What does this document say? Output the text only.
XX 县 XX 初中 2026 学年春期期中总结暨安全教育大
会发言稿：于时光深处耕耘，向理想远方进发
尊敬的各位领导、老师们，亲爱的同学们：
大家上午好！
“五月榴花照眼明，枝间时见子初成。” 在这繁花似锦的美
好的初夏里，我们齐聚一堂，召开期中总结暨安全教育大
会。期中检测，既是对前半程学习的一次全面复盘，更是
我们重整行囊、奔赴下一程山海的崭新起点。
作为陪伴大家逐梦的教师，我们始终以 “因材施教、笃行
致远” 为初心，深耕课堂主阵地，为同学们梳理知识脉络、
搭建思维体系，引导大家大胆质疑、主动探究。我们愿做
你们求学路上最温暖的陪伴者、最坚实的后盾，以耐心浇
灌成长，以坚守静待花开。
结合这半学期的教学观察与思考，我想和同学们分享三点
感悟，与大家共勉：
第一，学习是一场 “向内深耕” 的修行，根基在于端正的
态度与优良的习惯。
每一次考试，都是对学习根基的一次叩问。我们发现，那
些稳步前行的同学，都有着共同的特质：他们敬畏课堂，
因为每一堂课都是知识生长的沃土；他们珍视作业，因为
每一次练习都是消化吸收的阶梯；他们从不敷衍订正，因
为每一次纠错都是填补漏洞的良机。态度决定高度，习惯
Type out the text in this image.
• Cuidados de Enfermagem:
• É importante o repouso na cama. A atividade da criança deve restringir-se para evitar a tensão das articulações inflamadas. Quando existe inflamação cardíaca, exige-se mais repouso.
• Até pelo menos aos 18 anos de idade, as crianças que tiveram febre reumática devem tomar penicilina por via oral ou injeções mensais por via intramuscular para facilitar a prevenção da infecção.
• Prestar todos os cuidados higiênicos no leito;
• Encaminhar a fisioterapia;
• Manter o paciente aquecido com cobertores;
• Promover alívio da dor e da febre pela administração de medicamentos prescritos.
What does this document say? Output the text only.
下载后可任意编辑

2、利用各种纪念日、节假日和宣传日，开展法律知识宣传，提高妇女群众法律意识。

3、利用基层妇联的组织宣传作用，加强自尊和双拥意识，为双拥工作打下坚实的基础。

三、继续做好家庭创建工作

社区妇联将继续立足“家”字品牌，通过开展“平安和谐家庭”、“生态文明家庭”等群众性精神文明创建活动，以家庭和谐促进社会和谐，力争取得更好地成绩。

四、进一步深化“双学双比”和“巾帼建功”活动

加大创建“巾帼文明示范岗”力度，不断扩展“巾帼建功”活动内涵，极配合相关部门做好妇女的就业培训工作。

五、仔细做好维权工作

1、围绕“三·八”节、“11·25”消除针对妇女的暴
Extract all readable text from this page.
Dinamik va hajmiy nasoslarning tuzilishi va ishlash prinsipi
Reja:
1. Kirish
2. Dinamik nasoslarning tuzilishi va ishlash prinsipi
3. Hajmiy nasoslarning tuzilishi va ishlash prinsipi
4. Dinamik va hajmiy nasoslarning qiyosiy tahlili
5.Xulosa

************

* _DESCRIPTION OF THE TASK_
Scan the material for lines with the word "text", and copy each line you find.

* _FULL SOLUTION_
What does this document say? Output the text only.
Type out the text in this image.
What does this document say? Output the text only.
Extract all readable text from this page.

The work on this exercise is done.